▸ Given task: Repeat each line word for word.
— Start Input rows —
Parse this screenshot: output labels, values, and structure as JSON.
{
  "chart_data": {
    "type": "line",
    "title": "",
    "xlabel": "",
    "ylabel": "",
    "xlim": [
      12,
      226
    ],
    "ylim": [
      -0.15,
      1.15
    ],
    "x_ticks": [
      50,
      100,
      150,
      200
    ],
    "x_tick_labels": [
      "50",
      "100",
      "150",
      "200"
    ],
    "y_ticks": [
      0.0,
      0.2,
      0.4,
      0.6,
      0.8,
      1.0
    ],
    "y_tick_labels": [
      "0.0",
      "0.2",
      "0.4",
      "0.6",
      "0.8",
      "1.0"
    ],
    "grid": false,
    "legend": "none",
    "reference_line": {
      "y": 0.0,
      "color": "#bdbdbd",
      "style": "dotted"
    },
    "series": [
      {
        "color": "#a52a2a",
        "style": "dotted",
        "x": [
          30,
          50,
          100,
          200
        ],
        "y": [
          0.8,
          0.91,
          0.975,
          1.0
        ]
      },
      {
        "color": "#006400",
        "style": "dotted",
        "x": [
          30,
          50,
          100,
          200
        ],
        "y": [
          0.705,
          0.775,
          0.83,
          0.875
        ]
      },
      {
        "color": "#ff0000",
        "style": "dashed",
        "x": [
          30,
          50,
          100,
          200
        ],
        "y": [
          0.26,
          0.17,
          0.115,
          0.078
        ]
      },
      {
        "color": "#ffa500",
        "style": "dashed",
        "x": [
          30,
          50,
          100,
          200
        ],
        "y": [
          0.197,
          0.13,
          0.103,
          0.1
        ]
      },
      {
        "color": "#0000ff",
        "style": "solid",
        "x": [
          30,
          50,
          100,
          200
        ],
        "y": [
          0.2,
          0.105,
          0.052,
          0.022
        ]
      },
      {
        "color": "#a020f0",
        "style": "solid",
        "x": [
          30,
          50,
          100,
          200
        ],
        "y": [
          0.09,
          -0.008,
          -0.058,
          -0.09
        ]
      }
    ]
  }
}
— End Input rows —
▸ Response for this exercise:
Parse this screenshot: output labels, values, and structure as JSON.
{
  "chart_data": {
    "type": "line",
    "title": "",
    "xlabel": "",
    "ylabel": "",
    "xlim": [
      12,
      226
    ],
    "ylim": [
      -0.15,
      1.15
    ],
    "x_ticks": [
      50,
      100,
      150,
      200
    ],
    "x_tick_labels": [
      "50",
      "100",
      "150",
      "200"
    ],
    "y_ticks": [
      0.0,
      0.2,
      0.4,
      0.6,
      0.8,
      1.0
    ],
    "y_tick_labels": [
      "0.0",
      "0.2",
      "0.4",
      "0.6",
      "0.8",
      "1.0"
    ],
    "grid": false,
    "legend": "none",
    "reference_line": {
      "y": 0.0,
      "color": "#bdbdbd",
      "style": "dotted"
    },
    "series": [
      {
        "color": "#a52a2a",
        "style": "dotted",
        "x": [
          30,
          50,
          100,
          200
        ],
        "y": [
          0.8,
          0.91,
          0.975,
          1.0
        ]
      },
      {
        "color": "#006400",
        "style": "dotted",
        "x": [
          30,
          50,
          100,
          200
        ],
        "y": [
          0.705,
          0.775,
          0.83,
          0.875
        ]
      },
      {
        "color": "#ff0000",
        "style": "dashed",
        "x": [
          30,
          50,
          100,
          200
        ],
        "y": [
          0.26,
          0.17,
          0.115,
          0.078
        ]
      },
      {
        "color": "#ffa500",
        "style": "dashed",
        "x": [
          30,
          50,
          100,
          200
        ],
        "y": [
          0.197,
          0.13,
          0.103,
          0.1
        ]
      },
      {
        "color": "#0000ff",
        "style": "solid",
        "x": [
          30,
          50,
          100,
          200
        ],
        "y": [
          0.2,
          0.105,
          0.052,
          0.022
        ]
      },
      {
        "color": "#a020f0",
        "style": "solid",
        "x": [
          30,
          50,
          100,
          200
        ],
        "y": [
          0.09,
          -0.008,
          -0.058,
          -0.09
        ]
      }
    ]
  }
}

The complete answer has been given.